PROMPT
Examine each line of the data. Copy those that contain the string "circulation".

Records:
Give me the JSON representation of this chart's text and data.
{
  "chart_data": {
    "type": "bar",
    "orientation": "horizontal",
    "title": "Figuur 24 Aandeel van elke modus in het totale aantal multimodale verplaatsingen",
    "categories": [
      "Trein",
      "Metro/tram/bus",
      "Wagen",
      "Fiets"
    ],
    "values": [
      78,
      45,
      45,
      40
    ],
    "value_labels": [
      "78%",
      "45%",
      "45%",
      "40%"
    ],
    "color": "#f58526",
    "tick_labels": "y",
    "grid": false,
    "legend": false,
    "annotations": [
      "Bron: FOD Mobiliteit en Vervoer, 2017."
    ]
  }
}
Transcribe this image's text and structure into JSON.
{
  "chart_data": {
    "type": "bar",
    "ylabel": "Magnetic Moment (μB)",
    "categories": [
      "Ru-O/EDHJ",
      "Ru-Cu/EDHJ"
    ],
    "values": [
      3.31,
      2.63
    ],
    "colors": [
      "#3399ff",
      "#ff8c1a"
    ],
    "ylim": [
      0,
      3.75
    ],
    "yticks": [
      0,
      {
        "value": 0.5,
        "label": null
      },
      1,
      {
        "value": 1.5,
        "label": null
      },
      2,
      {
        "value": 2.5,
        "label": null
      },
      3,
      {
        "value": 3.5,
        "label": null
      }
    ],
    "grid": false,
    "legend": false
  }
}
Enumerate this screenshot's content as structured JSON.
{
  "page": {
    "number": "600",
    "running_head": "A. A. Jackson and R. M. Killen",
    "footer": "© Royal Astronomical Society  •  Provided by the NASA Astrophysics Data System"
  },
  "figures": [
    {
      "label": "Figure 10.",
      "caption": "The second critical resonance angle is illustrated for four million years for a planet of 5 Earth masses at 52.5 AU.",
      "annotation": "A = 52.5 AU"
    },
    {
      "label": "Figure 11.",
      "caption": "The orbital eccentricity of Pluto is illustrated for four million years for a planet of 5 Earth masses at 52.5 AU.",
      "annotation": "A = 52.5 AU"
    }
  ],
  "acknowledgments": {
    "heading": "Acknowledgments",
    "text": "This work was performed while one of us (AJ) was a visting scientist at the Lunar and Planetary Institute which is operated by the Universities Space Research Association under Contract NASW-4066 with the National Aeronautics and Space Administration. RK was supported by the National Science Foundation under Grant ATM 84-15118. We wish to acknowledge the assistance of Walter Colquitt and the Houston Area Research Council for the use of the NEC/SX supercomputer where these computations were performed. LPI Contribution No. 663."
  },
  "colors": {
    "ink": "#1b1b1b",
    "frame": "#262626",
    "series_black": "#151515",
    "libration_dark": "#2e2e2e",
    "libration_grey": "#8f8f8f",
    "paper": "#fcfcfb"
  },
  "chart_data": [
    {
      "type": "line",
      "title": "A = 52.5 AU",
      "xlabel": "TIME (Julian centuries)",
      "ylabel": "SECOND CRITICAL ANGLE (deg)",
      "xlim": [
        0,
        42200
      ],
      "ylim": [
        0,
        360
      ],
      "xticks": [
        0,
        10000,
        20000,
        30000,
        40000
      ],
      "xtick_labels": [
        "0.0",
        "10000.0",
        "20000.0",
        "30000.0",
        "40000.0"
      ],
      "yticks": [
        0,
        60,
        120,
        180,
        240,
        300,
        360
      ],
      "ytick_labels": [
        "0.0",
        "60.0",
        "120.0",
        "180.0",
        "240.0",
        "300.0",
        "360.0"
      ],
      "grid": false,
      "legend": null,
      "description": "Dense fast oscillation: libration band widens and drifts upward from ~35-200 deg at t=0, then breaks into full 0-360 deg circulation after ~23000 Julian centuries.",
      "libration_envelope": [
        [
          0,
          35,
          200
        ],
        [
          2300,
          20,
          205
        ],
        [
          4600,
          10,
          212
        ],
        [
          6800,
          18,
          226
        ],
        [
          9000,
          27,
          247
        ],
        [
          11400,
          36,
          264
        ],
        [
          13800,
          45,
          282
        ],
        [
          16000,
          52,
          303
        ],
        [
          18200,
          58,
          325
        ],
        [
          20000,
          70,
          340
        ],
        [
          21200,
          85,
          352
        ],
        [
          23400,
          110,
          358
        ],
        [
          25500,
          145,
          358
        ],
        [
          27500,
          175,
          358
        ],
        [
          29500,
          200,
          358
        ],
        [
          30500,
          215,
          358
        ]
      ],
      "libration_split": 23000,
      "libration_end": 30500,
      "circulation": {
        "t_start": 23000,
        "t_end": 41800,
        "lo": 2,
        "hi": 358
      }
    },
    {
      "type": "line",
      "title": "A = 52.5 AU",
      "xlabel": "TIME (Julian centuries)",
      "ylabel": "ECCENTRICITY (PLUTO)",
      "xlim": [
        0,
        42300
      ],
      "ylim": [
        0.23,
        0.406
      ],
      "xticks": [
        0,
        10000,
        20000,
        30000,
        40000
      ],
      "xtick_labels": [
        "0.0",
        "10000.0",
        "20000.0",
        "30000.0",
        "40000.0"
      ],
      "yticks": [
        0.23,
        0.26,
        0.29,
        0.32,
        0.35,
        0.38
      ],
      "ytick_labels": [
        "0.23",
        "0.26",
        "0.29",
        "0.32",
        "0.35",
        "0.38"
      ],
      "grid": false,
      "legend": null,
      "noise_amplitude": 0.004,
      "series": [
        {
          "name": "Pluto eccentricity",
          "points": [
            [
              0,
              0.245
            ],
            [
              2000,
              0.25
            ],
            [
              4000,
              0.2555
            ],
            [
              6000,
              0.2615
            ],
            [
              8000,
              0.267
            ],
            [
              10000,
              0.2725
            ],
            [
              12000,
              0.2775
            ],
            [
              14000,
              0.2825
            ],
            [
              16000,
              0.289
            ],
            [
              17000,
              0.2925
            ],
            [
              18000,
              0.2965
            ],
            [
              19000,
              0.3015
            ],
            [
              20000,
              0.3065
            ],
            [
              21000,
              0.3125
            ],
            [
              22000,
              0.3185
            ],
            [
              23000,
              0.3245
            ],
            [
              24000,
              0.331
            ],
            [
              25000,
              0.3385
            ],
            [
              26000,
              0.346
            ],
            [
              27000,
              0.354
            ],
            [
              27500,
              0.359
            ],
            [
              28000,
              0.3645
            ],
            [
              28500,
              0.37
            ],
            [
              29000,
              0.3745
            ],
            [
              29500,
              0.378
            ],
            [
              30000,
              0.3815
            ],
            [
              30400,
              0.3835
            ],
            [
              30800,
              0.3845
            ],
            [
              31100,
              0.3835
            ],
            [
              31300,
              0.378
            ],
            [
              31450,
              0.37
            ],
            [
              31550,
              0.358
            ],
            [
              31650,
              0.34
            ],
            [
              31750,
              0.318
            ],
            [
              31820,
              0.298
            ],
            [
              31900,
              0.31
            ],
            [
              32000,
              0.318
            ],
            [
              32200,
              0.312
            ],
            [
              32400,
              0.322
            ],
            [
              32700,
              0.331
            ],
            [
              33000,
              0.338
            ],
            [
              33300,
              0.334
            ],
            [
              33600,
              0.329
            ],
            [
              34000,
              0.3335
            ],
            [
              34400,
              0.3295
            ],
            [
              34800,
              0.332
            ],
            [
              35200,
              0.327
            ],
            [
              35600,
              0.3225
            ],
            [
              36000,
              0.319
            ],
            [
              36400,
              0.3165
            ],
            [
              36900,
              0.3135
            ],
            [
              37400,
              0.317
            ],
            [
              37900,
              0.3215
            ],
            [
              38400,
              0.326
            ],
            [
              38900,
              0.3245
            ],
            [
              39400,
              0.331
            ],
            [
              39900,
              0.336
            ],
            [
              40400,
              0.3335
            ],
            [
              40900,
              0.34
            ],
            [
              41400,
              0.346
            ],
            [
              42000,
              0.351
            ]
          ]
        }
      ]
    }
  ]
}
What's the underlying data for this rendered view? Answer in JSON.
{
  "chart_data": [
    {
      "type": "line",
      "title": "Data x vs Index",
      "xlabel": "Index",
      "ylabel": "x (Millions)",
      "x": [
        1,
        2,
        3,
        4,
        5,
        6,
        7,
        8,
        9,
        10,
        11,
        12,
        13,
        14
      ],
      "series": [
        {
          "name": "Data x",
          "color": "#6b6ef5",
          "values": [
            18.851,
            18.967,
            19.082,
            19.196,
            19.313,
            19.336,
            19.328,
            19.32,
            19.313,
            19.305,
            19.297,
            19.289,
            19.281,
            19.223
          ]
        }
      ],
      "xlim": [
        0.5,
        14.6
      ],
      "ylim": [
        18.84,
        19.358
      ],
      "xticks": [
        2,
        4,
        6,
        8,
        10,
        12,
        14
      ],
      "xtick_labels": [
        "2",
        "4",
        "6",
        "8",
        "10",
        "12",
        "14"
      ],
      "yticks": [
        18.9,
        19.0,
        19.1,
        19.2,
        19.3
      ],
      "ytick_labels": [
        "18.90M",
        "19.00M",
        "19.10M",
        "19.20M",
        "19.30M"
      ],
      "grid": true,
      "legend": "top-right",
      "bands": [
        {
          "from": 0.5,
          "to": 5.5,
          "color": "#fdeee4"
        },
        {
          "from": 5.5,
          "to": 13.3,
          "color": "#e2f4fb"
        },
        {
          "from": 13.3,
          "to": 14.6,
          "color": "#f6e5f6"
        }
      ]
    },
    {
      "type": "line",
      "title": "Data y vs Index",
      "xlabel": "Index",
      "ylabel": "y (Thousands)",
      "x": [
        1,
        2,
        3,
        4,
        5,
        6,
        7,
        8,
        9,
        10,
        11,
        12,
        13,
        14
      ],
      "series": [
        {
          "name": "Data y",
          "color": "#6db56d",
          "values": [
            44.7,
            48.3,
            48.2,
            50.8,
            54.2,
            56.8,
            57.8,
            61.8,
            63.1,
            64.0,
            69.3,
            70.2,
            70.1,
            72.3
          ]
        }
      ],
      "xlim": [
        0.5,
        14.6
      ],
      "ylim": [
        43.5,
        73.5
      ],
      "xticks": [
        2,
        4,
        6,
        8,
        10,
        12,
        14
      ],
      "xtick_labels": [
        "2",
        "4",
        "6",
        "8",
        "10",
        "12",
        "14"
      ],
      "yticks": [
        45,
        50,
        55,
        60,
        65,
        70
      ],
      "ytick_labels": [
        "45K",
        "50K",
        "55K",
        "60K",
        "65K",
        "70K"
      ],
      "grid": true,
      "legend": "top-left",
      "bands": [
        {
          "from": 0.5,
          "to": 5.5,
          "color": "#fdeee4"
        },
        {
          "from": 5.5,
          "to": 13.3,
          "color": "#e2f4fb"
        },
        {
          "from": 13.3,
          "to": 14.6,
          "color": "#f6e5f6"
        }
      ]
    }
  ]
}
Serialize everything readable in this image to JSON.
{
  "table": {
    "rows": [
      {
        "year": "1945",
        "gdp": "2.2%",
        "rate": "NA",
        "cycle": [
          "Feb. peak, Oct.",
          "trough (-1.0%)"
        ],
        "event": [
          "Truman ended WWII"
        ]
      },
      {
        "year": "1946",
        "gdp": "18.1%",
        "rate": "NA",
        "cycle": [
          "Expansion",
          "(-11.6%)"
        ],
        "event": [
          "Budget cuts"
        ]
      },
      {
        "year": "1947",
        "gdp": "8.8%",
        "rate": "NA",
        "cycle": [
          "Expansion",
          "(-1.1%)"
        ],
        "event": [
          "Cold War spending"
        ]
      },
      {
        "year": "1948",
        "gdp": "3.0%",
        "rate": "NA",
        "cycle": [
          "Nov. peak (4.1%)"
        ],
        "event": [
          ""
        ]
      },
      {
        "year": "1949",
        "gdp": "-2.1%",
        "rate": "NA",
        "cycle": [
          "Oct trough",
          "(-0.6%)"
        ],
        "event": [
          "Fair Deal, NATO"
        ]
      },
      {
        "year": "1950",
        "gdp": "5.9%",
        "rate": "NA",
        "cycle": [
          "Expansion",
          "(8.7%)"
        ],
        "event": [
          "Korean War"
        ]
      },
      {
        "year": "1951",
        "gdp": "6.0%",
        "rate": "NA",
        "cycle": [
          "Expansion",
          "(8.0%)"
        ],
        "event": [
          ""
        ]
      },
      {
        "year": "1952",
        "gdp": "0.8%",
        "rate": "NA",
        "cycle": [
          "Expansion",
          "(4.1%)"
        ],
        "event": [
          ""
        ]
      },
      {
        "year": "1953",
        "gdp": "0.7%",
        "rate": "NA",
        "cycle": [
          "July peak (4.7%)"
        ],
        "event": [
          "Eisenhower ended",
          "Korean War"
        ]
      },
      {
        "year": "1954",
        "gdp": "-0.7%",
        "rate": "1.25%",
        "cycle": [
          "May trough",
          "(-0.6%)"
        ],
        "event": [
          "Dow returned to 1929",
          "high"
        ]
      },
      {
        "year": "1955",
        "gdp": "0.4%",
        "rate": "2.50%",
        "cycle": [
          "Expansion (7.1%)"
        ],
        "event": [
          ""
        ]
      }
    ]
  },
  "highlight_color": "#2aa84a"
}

FINAL ANSWER
      "description": "Dense fast oscillation: libration band widens and drifts upward from ~35-200 deg at t=0, then breaks into full 0-360 deg circulation after ~23000 Julian centuries.",
      "circulation": {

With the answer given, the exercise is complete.